=== Requirement ===
Could you report every line from the entries that includes the word "gitte"?

Entries of transcribed document text:
::::

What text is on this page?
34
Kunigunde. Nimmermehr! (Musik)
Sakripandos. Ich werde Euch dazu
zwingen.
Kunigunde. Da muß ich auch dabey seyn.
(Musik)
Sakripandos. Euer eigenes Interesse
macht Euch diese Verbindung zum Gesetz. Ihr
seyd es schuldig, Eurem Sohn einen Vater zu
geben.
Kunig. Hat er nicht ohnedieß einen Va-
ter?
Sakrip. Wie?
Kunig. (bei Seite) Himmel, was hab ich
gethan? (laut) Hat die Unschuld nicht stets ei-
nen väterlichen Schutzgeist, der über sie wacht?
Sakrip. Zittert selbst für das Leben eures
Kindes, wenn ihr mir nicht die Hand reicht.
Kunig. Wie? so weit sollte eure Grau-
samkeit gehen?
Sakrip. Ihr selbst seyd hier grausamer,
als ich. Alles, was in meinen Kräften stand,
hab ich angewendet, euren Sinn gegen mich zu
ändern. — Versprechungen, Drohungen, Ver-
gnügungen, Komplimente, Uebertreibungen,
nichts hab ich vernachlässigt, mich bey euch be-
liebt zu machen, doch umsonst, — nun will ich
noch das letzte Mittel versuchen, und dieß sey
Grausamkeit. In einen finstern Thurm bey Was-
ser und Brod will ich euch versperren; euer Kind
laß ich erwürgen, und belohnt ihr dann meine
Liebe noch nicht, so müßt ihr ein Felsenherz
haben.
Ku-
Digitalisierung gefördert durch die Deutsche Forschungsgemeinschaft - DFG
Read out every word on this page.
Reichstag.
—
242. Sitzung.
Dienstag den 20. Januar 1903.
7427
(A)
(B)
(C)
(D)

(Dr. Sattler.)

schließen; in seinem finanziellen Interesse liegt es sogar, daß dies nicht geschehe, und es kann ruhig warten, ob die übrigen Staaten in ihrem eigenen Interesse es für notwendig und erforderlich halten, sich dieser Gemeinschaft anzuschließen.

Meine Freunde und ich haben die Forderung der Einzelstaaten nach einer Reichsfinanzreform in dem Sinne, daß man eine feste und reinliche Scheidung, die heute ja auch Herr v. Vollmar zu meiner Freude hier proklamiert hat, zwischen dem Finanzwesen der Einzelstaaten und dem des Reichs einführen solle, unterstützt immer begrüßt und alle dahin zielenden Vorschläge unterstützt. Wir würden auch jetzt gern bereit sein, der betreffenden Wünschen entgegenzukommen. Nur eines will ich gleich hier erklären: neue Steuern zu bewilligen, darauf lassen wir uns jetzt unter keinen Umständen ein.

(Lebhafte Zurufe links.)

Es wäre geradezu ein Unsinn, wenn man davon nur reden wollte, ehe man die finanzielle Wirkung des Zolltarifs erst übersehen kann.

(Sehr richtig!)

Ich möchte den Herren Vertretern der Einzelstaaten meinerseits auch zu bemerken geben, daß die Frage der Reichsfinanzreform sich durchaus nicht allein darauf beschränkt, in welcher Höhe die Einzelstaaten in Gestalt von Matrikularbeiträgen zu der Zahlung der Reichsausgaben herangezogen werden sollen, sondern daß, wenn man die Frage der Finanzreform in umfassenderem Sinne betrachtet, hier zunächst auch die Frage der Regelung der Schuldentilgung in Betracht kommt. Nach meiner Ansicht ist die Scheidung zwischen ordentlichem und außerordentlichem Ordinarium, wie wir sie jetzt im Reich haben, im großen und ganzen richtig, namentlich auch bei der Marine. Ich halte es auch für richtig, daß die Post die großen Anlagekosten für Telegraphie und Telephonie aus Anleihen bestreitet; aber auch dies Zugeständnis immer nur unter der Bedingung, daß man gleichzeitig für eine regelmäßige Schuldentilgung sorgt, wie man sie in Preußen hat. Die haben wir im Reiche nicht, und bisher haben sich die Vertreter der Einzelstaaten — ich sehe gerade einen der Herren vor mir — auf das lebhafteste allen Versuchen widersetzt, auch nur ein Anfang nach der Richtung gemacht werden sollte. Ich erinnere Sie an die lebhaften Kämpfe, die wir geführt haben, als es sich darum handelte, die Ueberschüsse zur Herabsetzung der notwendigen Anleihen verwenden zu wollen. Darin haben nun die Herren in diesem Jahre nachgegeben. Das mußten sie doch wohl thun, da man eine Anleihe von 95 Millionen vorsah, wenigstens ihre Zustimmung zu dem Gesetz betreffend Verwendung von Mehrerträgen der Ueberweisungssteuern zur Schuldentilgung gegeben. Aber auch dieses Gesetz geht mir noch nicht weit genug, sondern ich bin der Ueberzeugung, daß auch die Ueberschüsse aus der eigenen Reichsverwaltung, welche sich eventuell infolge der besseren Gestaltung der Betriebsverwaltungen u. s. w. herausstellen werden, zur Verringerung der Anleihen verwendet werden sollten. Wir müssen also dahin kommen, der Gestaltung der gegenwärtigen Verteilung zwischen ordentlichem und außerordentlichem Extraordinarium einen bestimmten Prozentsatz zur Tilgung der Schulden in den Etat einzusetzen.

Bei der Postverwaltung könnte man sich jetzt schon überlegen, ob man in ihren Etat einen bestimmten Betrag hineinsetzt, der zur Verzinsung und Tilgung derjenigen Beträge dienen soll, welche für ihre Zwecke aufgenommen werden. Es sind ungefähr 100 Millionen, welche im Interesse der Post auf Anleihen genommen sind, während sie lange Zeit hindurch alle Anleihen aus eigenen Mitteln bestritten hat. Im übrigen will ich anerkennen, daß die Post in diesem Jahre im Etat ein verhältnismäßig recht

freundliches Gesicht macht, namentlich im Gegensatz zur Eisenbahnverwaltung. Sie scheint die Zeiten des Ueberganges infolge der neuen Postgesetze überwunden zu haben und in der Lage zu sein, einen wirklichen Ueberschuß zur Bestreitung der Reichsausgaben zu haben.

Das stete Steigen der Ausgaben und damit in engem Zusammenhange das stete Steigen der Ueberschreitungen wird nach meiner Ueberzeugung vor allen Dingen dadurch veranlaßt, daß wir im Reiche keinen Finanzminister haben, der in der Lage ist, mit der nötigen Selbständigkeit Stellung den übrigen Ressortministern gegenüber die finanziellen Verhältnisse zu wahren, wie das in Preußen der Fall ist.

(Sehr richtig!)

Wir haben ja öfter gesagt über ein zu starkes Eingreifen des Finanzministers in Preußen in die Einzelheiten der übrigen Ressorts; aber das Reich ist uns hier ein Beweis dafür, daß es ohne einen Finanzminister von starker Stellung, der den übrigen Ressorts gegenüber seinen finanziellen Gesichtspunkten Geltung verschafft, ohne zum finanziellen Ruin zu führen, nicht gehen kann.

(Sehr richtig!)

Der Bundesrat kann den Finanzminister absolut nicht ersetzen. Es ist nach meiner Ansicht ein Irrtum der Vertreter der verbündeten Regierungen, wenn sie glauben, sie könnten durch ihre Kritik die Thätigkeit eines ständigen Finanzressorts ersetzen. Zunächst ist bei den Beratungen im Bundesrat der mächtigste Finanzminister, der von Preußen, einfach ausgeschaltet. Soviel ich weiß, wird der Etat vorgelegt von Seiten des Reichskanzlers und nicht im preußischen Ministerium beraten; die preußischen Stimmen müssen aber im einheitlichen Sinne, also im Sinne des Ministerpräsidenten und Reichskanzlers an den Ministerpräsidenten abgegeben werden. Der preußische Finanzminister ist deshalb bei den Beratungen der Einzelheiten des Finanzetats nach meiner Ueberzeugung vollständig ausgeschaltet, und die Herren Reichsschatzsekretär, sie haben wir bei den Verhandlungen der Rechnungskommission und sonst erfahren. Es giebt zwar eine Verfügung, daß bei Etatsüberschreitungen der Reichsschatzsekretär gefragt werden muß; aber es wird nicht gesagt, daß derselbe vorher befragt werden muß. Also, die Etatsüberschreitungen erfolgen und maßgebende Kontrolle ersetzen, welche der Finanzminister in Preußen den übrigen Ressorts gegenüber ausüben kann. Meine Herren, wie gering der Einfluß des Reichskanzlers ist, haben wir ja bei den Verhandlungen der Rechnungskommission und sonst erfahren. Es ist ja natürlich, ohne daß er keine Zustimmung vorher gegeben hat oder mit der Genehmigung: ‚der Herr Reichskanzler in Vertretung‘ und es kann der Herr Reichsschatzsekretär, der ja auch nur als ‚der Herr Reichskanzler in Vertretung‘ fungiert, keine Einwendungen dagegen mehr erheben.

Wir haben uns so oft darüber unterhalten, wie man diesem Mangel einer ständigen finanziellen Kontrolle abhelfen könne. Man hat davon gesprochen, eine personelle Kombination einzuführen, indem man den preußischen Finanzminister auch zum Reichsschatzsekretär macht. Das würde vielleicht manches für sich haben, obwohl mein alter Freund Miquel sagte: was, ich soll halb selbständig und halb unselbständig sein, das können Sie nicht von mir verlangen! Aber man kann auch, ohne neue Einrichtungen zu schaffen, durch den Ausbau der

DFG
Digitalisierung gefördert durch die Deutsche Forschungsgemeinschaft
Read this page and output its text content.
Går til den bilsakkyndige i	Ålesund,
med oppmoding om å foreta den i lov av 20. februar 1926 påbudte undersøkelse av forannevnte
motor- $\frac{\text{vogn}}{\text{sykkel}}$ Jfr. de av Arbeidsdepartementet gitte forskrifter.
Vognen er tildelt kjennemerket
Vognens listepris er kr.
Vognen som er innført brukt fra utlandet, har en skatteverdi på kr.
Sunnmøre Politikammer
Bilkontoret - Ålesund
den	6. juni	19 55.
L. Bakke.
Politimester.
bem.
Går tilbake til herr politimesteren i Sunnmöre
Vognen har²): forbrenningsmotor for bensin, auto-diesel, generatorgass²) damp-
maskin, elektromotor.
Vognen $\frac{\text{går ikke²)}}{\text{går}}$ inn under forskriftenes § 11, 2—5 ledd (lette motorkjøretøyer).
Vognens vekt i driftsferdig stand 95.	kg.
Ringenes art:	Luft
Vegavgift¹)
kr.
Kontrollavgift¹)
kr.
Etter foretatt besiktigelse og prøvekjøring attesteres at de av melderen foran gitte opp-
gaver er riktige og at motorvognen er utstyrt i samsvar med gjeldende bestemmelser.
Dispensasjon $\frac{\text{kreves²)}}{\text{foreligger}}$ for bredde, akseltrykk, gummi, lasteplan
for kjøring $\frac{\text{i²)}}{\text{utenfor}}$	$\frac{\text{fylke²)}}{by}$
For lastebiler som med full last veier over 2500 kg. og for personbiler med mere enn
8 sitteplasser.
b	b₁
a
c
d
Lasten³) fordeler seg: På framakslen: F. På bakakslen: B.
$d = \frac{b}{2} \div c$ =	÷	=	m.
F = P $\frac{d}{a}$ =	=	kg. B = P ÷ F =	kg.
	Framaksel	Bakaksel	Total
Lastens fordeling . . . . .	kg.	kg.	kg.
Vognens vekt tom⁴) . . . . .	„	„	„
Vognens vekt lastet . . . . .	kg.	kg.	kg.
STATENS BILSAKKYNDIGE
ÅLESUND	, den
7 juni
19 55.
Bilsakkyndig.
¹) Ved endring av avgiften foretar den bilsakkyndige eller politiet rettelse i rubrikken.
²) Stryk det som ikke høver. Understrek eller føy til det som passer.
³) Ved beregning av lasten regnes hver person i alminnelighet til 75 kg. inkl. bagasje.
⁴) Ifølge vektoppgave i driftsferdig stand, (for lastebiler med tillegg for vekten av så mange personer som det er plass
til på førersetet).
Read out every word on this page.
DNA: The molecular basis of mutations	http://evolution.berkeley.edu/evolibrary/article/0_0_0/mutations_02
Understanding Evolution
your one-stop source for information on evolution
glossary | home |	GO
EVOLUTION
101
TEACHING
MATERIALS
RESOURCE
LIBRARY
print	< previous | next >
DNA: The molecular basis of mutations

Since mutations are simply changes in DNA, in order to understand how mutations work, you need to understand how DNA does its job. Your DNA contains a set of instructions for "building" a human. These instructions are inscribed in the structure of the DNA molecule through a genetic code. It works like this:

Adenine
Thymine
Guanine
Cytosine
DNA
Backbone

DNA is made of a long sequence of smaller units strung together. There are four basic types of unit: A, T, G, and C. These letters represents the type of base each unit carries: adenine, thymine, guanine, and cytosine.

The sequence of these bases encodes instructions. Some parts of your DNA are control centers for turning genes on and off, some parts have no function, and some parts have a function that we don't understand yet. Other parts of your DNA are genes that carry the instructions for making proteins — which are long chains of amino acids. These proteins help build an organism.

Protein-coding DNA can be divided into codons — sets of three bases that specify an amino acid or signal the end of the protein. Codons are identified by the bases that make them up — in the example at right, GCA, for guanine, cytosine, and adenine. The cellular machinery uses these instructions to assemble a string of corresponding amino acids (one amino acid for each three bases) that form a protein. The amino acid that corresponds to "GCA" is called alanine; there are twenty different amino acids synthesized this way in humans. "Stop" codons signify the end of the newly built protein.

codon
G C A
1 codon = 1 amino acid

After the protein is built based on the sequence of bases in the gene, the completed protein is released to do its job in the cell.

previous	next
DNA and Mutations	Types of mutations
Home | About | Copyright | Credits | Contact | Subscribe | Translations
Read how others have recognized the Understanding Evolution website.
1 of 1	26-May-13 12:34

::::

=== Written response ===
motor- $\frac{\text{vogn}}{\text{sykkel}}$ Jfr. de av Arbeidsdepartementet gitte forskrifter.
Etter foretatt besiktigelse og prøvekjøring attesteres at de av melderen foran gitte opp-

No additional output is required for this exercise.